> GIVEN EXERCISE
Read the records below. Copy each line where the string "later" occurs.

[Stored items]
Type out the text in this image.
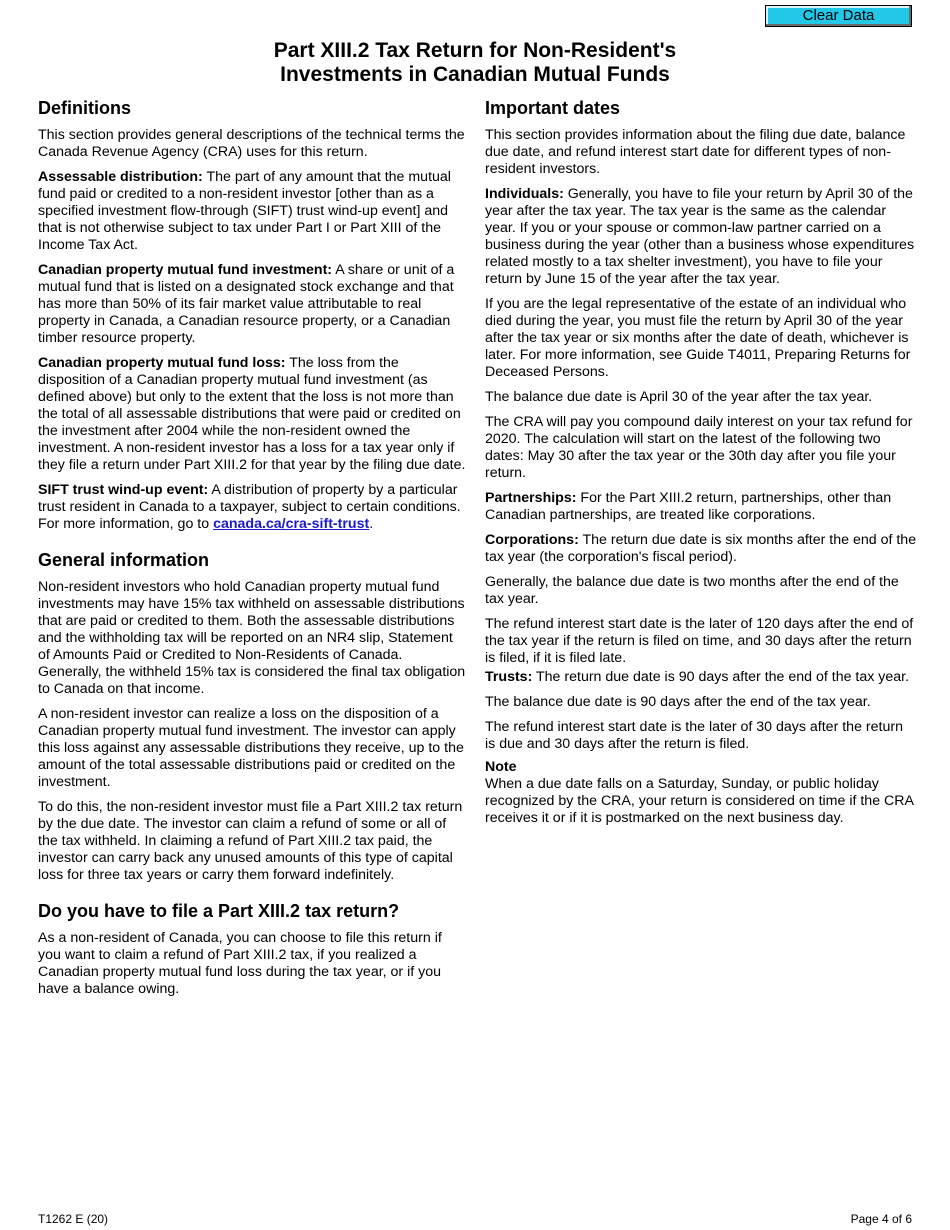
Clear Data
Part XIII.2 Tax Return for Non-Resident's
Investments in Canadian Mutual Funds
Definitions

This section provides general descriptions of the technical terms the Canada Revenue Agency (CRA) uses for this return.

Assessable distribution: The part of any amount that the mutual fund paid or credited to a non-resident investor [other than as a specified investment flow-through (SIFT) trust wind-up event] and that is not otherwise subject to tax under Part I or Part XIII of the Income Tax Act.

Canadian property mutual fund investment: A share or unit of a mutual fund that is listed on a designated stock exchange and that has more than 50% of its fair market value attributable to real property in Canada, a Canadian resource property, or a Canadian timber resource property.

Canadian property mutual fund loss: The loss from the disposition of a Canadian property mutual fund investment (as defined above) but only to the extent that the loss is not more than the total of all assessable distributions that were paid or credited on the investment after 2004 while the non-resident owned the investment. A non-resident investor has a loss for a tax year only if they file a return under Part XIII.2 for that year by the filing due date.

SIFT trust wind-up event: A distribution of property by a particular trust resident in Canada to a taxpayer, subject to certain conditions. For more information, go to canada.ca/cra-sift-trust.

General information

Non-resident investors who hold Canadian property mutual fund investments may have 15% tax withheld on assessable distributions that are paid or credited to them. Both the assessable distributions and the withholding tax will be reported on an NR4 slip, Statement of Amounts Paid or Credited to Non-Residents of Canada. Generally, the withheld 15% tax is considered the final tax obligation to Canada on that income.

A non-resident investor can realize a loss on the disposition of a Canadian property mutual fund investment. The investor can apply this loss against any assessable distributions they receive, up to the amount of the total assessable distributions paid or credited on the investment.

To do this, the non-resident investor must file a Part XIII.2 tax return by the due date. The investor can claim a refund of some or all of the tax withheld. In claiming a refund of Part XIII.2 tax paid, the investor can carry back any unused amounts of this type of capital loss for three tax years or carry them forward indefinitely.

Do you have to file a Part XIII.2 tax return?

As a non-resident of Canada, you can choose to file this return if you want to claim a refund of Part XIII.2 tax, if you realized a Canadian property mutual fund loss during the tax year, or if you have a balance owing.

Important dates

This section provides information about the filing due date, balance due date, and refund interest start date for different types of non-resident investors.

Individuals: Generally, you have to file your return by April 30 of the year after the tax year. The tax year is the same as the calendar year. If you or your spouse or common-law partner carried on a business during the year (other than a business whose expenditures related mostly to a tax shelter investment), you have to file your return by June 15 of the year after the tax year.

If you are the legal representative of the estate of an individual who died during the year, you must file the return by April 30 of the year after the tax year or six months after the date of death, whichever is later. For more information, see Guide T4011, Preparing Returns for Deceased Persons.

The balance due date is April 30 of the year after the tax year.

The CRA will pay you compound daily interest on your tax refund for 2020. The calculation will start on the latest of the following two dates: May 30 after the tax year or the 30th day after you file your return.

Partnerships: For the Part XIII.2 return, partnerships, other than Canadian partnerships, are treated like corporations.

Corporations: The return due date is six months after the end of the tax year (the corporation's fiscal period).

Generally, the balance due date is two months after the end of the tax year.

The refund interest start date is the later of 120 days after the end of the tax year if the return is filed on time, and 30 days after the return is filed, if it is filed late.

Trusts: The return due date is 90 days after the end of the tax year.

The balance due date is 90 days after the end of the tax year.

The refund interest start date is the later of 30 days after the return is due and 30 days after the return is filed.

Note

When a due date falls on a Saturday, Sunday, or public holiday recognized by the CRA, your return is considered on time if the CRA receives it or if it is postmarked on the next business day.

T1262 E (20)	Page 4 of 6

> RESPONSE TO THE EXERCISE
If you are the legal representative of the estate of an individual who died during the year, you must file the return by April 30 of the year after the tax year or six months after the date of death, whichever is later. For more information, see Guide T4011, Preparing Returns for Deceased Persons.
The refund interest start date is the later of 120 days after the end of the tax year if the return is filed on time, and 30 days after the return is filed, if it is filed late.
The refund interest start date is the later of 30 days after the return is due and 30 days after the return is filed.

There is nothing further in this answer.